- [Material provided]

★ ★ ★

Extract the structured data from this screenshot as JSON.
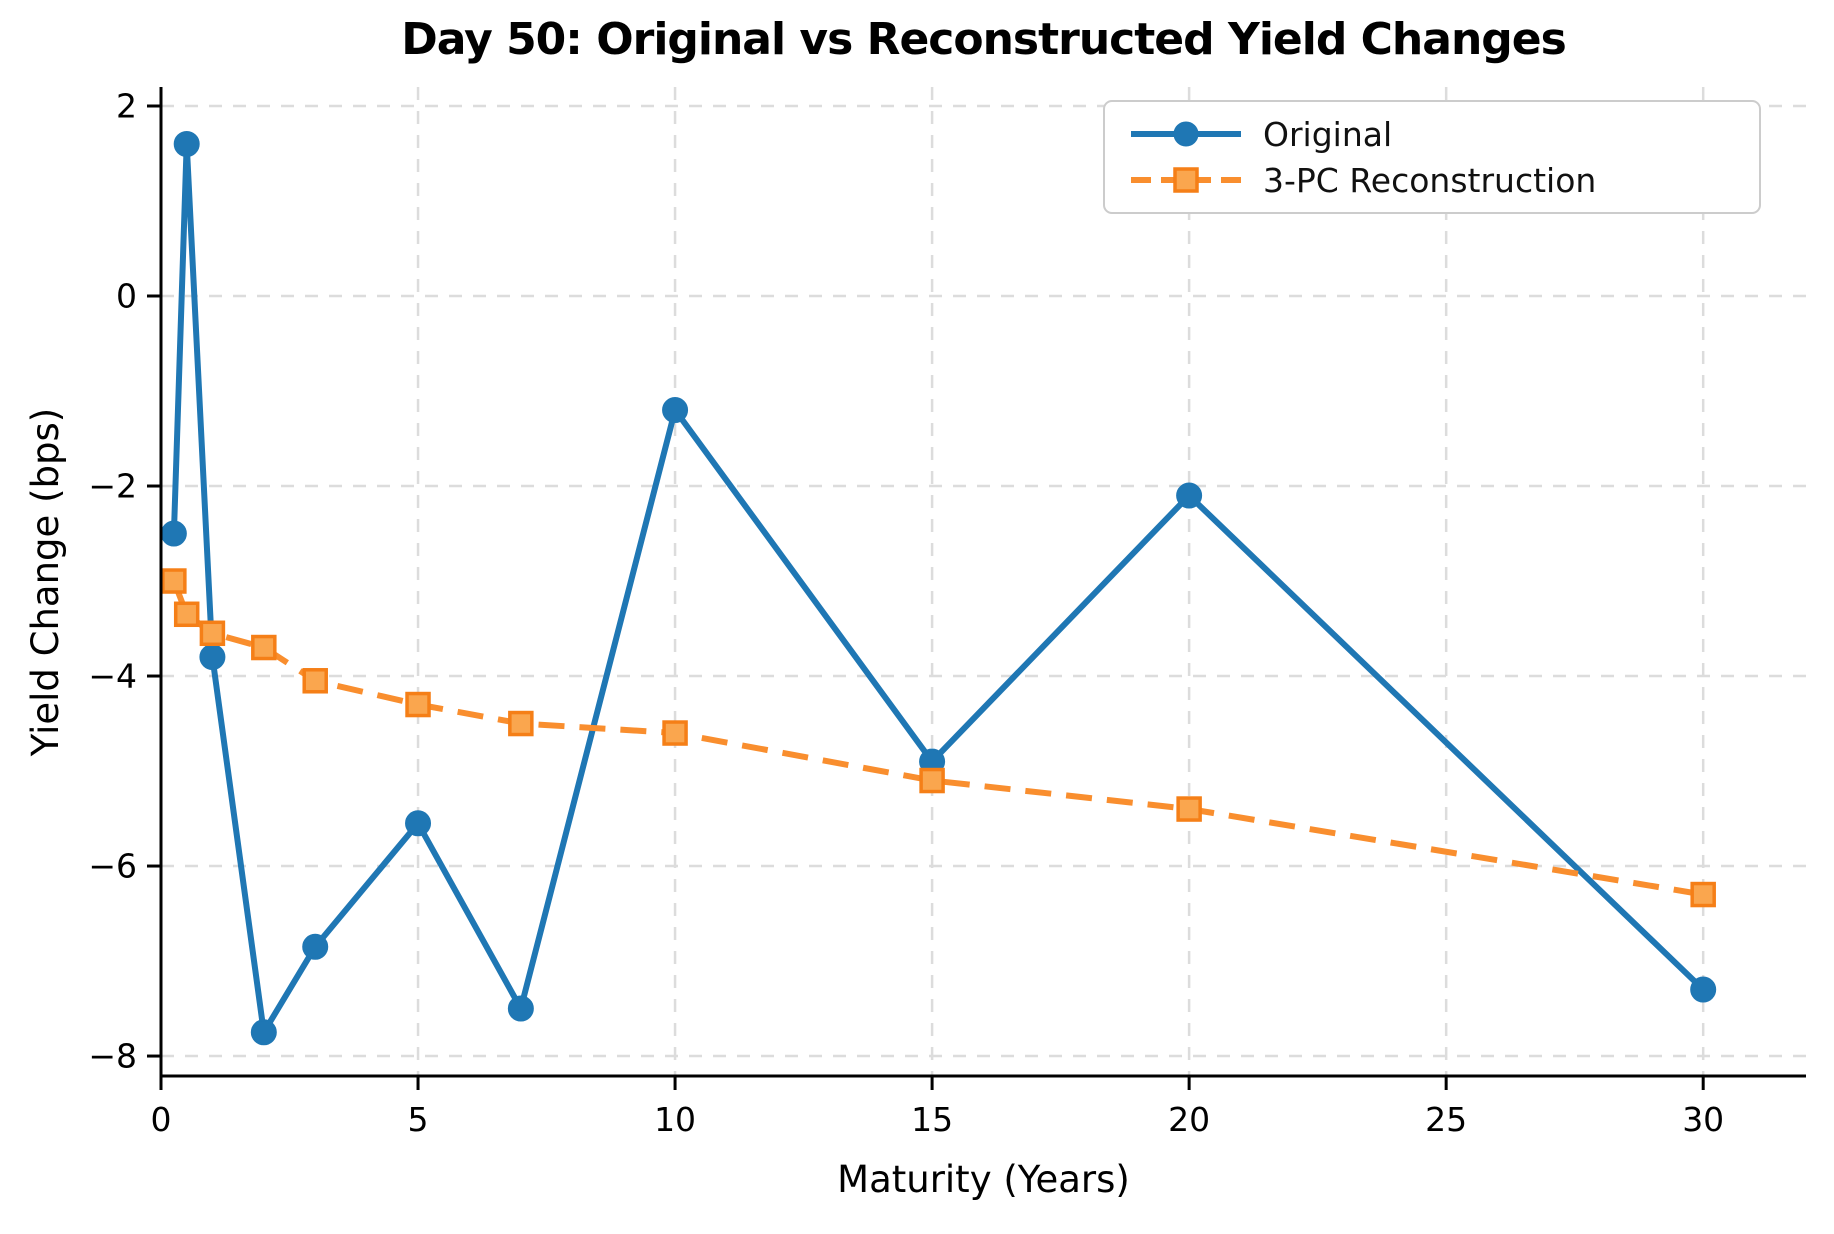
{
  "chart_data": {
    "type": "line",
    "title": "Day 50: Original vs Reconstructed Yield Changes",
    "xlabel": "Maturity (Years)",
    "ylabel": "Yield Change (bps)",
    "x": [
      0.25,
      0.5,
      1,
      2,
      3,
      5,
      7,
      10,
      15,
      20,
      30
    ],
    "series": [
      {
        "name": "Original",
        "marker": "circle",
        "linestyle": "solid",
        "color": "#1f77b4",
        "marker_face": "#1f77b4",
        "marker_edge": "#1f77b4",
        "values": [
          -2.5,
          1.6,
          -3.8,
          -7.75,
          -6.85,
          -5.55,
          -7.5,
          -1.2,
          -4.9,
          -2.1,
          -7.3
        ]
      },
      {
        "name": "3-PC Reconstruction",
        "marker": "square",
        "linestyle": "dashed",
        "color": "#f98e2e",
        "marker_face": "#faa64e",
        "marker_edge": "#f57f17",
        "values": [
          -3.0,
          -3.35,
          -3.55,
          -3.7,
          -4.05,
          -4.3,
          -4.5,
          -4.6,
          -5.1,
          -5.4,
          -6.3
        ]
      }
    ],
    "xticks": [
      0,
      5,
      10,
      15,
      20,
      25,
      30
    ],
    "xtick_labels": [
      "0",
      "5",
      "10",
      "15",
      "20",
      "25",
      "30"
    ],
    "yticks": [
      2,
      0,
      -2,
      -4,
      -6,
      -8
    ],
    "ytick_labels": [
      "2",
      "0",
      "−2",
      "−4",
      "−6",
      "−8"
    ],
    "xlim": [
      0,
      32
    ],
    "ylim": [
      -8.21,
      2.2
    ],
    "grid": true,
    "grid_color": "#dcdcdc",
    "legend_position": "upper right",
    "text_color": "#000000"
  }
}
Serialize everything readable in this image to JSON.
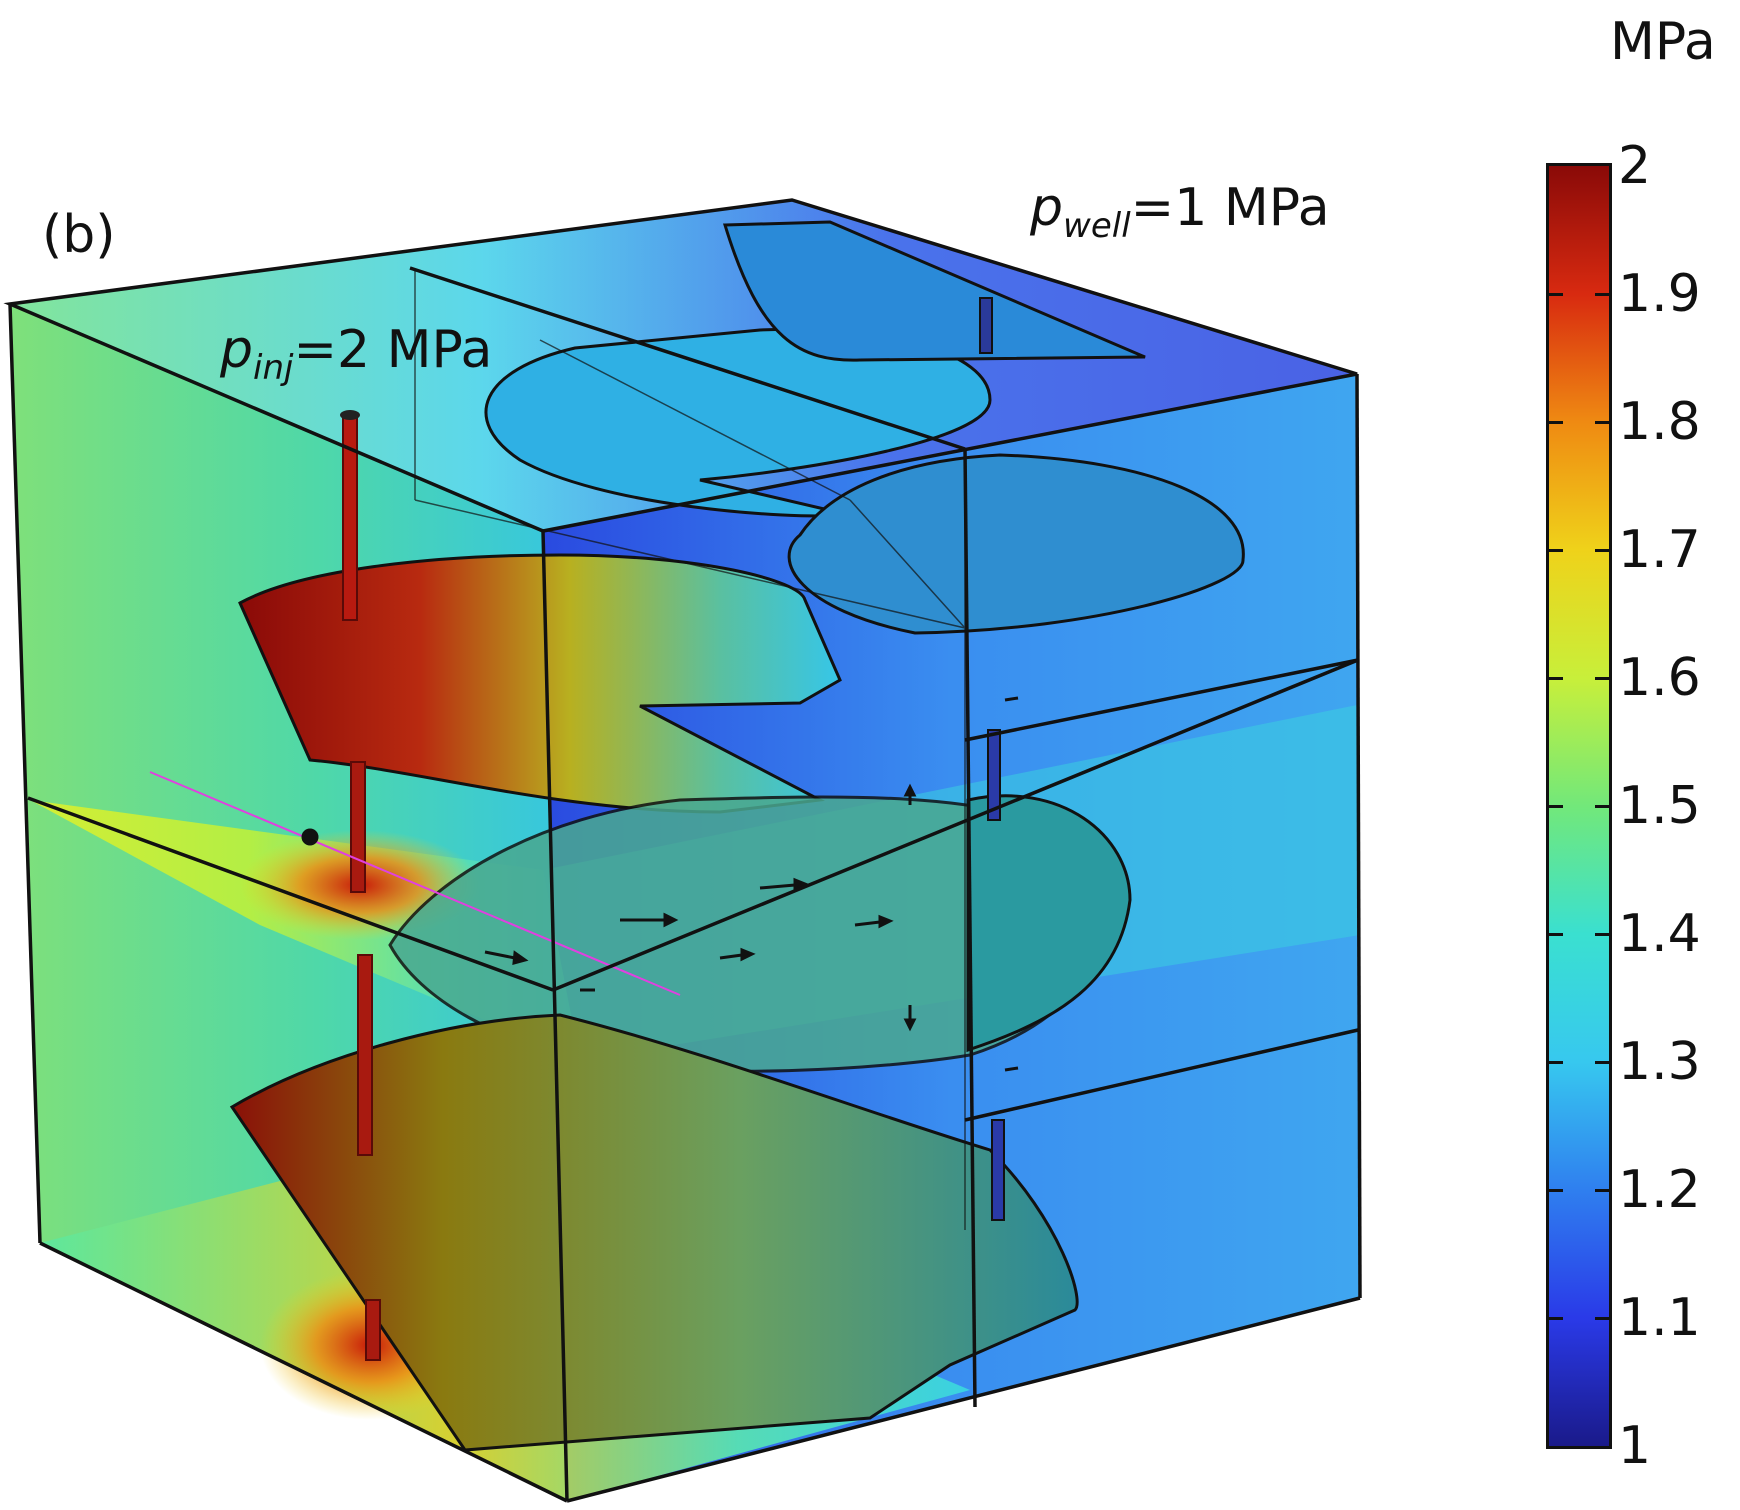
{
  "panel_label": "(b)",
  "injection": {
    "symbol": "p",
    "subscript": "inj",
    "text": "=2 MPa"
  },
  "well": {
    "symbol": "p",
    "subscript": "well",
    "text": "=1 MPa"
  },
  "colorbar": {
    "unit": "MPa",
    "min": 1,
    "max": 2,
    "ticks": [
      "2",
      "1.9",
      "1.8",
      "1.7",
      "1.6",
      "1.5",
      "1.4",
      "1.3",
      "1.2",
      "1.1",
      "1"
    ],
    "tick_values": [
      2,
      1.9,
      1.8,
      1.7,
      1.6,
      1.5,
      1.4,
      1.3,
      1.2,
      1.1,
      1
    ],
    "colormap": [
      "#1a1a8a",
      "#2a3ae8",
      "#2f7fef",
      "#37c8ef",
      "#3ae0d0",
      "#72e87a",
      "#c8ef3a",
      "#efd21a",
      "#ef8a12",
      "#d82a10",
      "#8a0a08"
    ]
  }
}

★ ★ ★

- [What you are asked to do]
The records above are to be quoted exactly, with all pictures left out.

- [The solution]
Extract the structured data from this screenshot as JSON.
{
  "chart_data": {
    "type": "line",
    "title": "Day 50: Original vs Reconstructed Yield Changes",
    "xlabel": "Maturity (Years)",
    "ylabel": "Yield Change (bps)",
    "x": [
      0.25,
      0.5,
      1,
      2,
      3,
      5,
      7,
      10,
      15,
      20,
      30
    ],
    "series": [
      {
        "name": "Original",
        "marker": "circle",
        "linestyle": "solid",
        "color": "#1f77b4",
        "marker_face": "#1f77b4",
        "marker_edge": "#1f77b4",
        "values": [
          -2.5,
          1.6,
          -3.8,
          -7.75,
          -6.85,
          -5.55,
          -7.5,
          -1.2,
          -4.9,
          -2.1,
          -7.3
        ]
      },
      {
        "name": "3-PC Reconstruction",
        "marker": "square",
        "linestyle": "dashed",
        "color": "#f98e2e",
        "marker_face": "#faa64e",
        "marker_edge": "#f57f17",
        "values": [
          -3.0,
          -3.35,
          -3.55,
          -3.7,
          -4.05,
          -4.3,
          -4.5,
          -4.6,
          -5.1,
          -5.4,
          -6.3
        ]
      }
    ],
    "xticks": [
      0,
      5,
      10,
      15,
      20,
      25,
      30
    ],
    "xtick_labels": [
      "0",
      "5",
      "10",
      "15",
      "20",
      "25",
      "30"
    ],
    "yticks": [
      2,
      0,
      -2,
      -4,
      -6,
      -8
    ],
    "ytick_labels": [
      "2",
      "0",
      "−2",
      "−4",
      "−6",
      "−8"
    ],
    "xlim": [
      0,
      32
    ],
    "ylim": [
      -8.21,
      2.2
    ],
    "grid": true,
    "grid_color": "#dcdcdc",
    "legend_position": "upper right",
    "text_color": "#000000"
  }
}
Serialize everything readable in this image to JSON.
{
  "panel_label": "(b)",
  "injection": {
    "symbol": "p",
    "subscript": "inj",
    "text": "=2 MPa"
  },
  "well": {
    "symbol": "p",
    "subscript": "well",
    "text": "=1 MPa"
  },
  "colorbar": {
    "unit": "MPa",
    "min": 1,
    "max": 2,
    "ticks": [
      "2",
      "1.9",
      "1.8",
      "1.7",
      "1.6",
      "1.5",
      "1.4",
      "1.3",
      "1.2",
      "1.1",
      "1"
    ],
    "tick_values": [
      2,
      1.9,
      1.8,
      1.7,
      1.6,
      1.5,
      1.4,
      1.3,
      1.2,
      1.1,
      1
    ],
    "colormap": [
      "#1a1a8a",
      "#2a3ae8",
      "#2f7fef",
      "#37c8ef",
      "#3ae0d0",
      "#72e87a",
      "#c8ef3a",
      "#efd21a",
      "#ef8a12",
      "#d82a10",
      "#8a0a08"
    ]
  }
}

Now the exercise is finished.